# ASSIGNMENT
The listing beneath should be written out in full, exactly as shown.

MATERIAL FOR THE TASK START

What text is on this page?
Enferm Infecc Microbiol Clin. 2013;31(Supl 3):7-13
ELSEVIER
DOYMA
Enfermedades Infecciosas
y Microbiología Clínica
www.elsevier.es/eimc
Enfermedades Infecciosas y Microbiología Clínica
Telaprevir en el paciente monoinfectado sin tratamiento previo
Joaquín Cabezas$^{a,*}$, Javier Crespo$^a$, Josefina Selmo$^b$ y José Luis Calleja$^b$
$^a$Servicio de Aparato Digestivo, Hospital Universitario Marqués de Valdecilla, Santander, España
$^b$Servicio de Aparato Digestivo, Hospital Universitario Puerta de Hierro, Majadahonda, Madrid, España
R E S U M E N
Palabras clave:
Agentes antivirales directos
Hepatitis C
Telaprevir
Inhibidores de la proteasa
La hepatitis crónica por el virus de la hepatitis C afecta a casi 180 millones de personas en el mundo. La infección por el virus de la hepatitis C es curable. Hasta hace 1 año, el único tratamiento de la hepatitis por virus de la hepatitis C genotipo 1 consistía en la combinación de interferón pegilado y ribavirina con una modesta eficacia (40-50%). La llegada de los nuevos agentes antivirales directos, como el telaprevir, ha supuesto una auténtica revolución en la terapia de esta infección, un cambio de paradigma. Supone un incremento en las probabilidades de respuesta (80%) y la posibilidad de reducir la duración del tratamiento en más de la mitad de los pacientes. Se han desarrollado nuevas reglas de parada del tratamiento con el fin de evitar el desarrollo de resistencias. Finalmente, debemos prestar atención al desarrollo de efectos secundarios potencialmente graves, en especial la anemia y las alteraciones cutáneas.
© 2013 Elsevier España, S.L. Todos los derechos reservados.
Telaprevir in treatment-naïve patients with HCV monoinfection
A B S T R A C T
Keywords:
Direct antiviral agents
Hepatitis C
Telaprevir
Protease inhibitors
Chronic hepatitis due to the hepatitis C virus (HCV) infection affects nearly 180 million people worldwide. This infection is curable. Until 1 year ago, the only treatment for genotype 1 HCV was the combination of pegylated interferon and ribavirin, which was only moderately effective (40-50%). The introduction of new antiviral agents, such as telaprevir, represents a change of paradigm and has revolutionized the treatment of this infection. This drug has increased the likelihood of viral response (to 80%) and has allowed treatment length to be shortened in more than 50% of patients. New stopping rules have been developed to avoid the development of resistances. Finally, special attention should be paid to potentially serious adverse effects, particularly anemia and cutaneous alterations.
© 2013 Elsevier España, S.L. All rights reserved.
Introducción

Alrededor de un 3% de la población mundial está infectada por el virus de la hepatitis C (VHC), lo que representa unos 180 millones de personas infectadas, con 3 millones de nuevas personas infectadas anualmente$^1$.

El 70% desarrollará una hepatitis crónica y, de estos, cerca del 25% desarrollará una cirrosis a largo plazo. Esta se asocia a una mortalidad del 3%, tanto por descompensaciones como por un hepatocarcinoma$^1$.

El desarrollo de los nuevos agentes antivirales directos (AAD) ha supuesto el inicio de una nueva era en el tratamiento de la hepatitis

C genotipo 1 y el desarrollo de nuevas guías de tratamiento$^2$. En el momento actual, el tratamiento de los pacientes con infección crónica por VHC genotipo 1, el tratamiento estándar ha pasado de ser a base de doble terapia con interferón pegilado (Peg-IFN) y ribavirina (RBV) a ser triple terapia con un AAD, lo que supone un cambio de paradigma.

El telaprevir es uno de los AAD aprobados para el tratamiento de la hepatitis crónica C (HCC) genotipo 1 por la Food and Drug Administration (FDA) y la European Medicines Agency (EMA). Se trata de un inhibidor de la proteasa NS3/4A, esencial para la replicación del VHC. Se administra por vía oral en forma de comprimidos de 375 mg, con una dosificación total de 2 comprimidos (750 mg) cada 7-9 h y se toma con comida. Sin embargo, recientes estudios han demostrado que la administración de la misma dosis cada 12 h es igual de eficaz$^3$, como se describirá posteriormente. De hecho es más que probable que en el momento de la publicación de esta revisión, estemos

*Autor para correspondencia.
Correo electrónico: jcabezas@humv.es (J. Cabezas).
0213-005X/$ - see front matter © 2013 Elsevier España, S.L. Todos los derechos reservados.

MATERIAL FOR THE TASK END

# REPLY
What text is on this page?
Enferm Infecc Microbiol Clin. 2013;31(Supl 3):7-13
ELSEVIER
DOYMA
Enfermedades Infecciosas
y Microbiología Clínica
www.elsevier.es/eimc
Enfermedades Infecciosas y Microbiología Clínica
Telaprevir en el paciente monoinfectado sin tratamiento previo
Joaquín Cabezas$^{a,*}$, Javier Crespo$^a$, Josefina Selmo$^b$ y José Luis Calleja$^b$
$^a$Servicio de Aparato Digestivo, Hospital Universitario Marqués de Valdecilla, Santander, España
$^b$Servicio de Aparato Digestivo, Hospital Universitario Puerta de Hierro, Majadahonda, Madrid, España
R E S U M E N
Palabras clave:
Agentes antivirales directos
Hepatitis C
Telaprevir
Inhibidores de la proteasa
La hepatitis crónica por el virus de la hepatitis C afecta a casi 180 millones de personas en el mundo. La infección por el virus de la hepatitis C es curable. Hasta hace 1 año, el único tratamiento de la hepatitis por virus de la hepatitis C genotipo 1 consistía en la combinación de interferón pegilado y ribavirina con una modesta eficacia (40-50%). La llegada de los nuevos agentes antivirales directos, como el telaprevir, ha supuesto una auténtica revolución en la terapia de esta infección, un cambio de paradigma. Supone un incremento en las probabilidades de respuesta (80%) y la posibilidad de reducir la duración del tratamiento en más de la mitad de los pacientes. Se han desarrollado nuevas reglas de parada del tratamiento con el fin de evitar el desarrollo de resistencias. Finalmente, debemos prestar atención al desarrollo de efectos secundarios potencialmente graves, en especial la anemia y las alteraciones cutáneas.
© 2013 Elsevier España, S.L. Todos los derechos reservados.
Telaprevir in treatment-naïve patients with HCV monoinfection
A B S T R A C T
Keywords:
Direct antiviral agents
Hepatitis C
Telaprevir
Protease inhibitors
Chronic hepatitis due to the hepatitis C virus (HCV) infection affects nearly 180 million people worldwide. This infection is curable. Until 1 year ago, the only treatment for genotype 1 HCV was the combination of pegylated interferon and ribavirin, which was only moderately effective (40-50%). The introduction of new antiviral agents, such as telaprevir, represents a change of paradigm and has revolutionized the treatment of this infection. This drug has increased the likelihood of viral response (to 80%) and has allowed treatment length to be shortened in more than 50% of patients. New stopping rules have been developed to avoid the development of resistances. Finally, special attention should be paid to potentially serious adverse effects, particularly anemia and cutaneous alterations.
© 2013 Elsevier España, S.L. All rights reserved.
Introducción

Alrededor de un 3% de la población mundial está infectada por el virus de la hepatitis C (VHC), lo que representa unos 180 millones de personas infectadas, con 3 millones de nuevas personas infectadas anualmente$^1$.

El 70% desarrollará una hepatitis crónica y, de estos, cerca del 25% desarrollará una cirrosis a largo plazo. Esta se asocia a una mortalidad del 3%, tanto por descompensaciones como por un hepatocarcinoma$^1$.

El desarrollo de los nuevos agentes antivirales directos (AAD) ha supuesto el inicio de una nueva era en el tratamiento de la hepatitis

C genotipo 1 y el desarrollo de nuevas guías de tratamiento$^2$. En el momento actual, el tratamiento de los pacientes con infección crónica por VHC genotipo 1, el tratamiento estándar ha pasado de ser a base de doble terapia con interferón pegilado (Peg-IFN) y ribavirina (RBV) a ser triple terapia con un AAD, lo que supone un cambio de paradigma.

El telaprevir es uno de los AAD aprobados para el tratamiento de la hepatitis crónica C (HCC) genotipo 1 por la Food and Drug Administration (FDA) y la European Medicines Agency (EMA). Se trata de un inhibidor de la proteasa NS3/4A, esencial para la replicación del VHC. Se administra por vía oral en forma de comprimidos de 375 mg, con una dosificación total de 2 comprimidos (750 mg) cada 7-9 h y se toma con comida. Sin embargo, recientes estudios han demostrado que la administración de la misma dosis cada 12 h es igual de eficaz$^3$, como se describirá posteriormente. De hecho es más que probable que en el momento de la publicación de esta revisión, estemos

*Autor para correspondencia.
Correo electrónico: jcabezas@humv.es (J. Cabezas).
0213-005X/$ - see front matter © 2013 Elsevier España, S.L. Todos los derechos reservados.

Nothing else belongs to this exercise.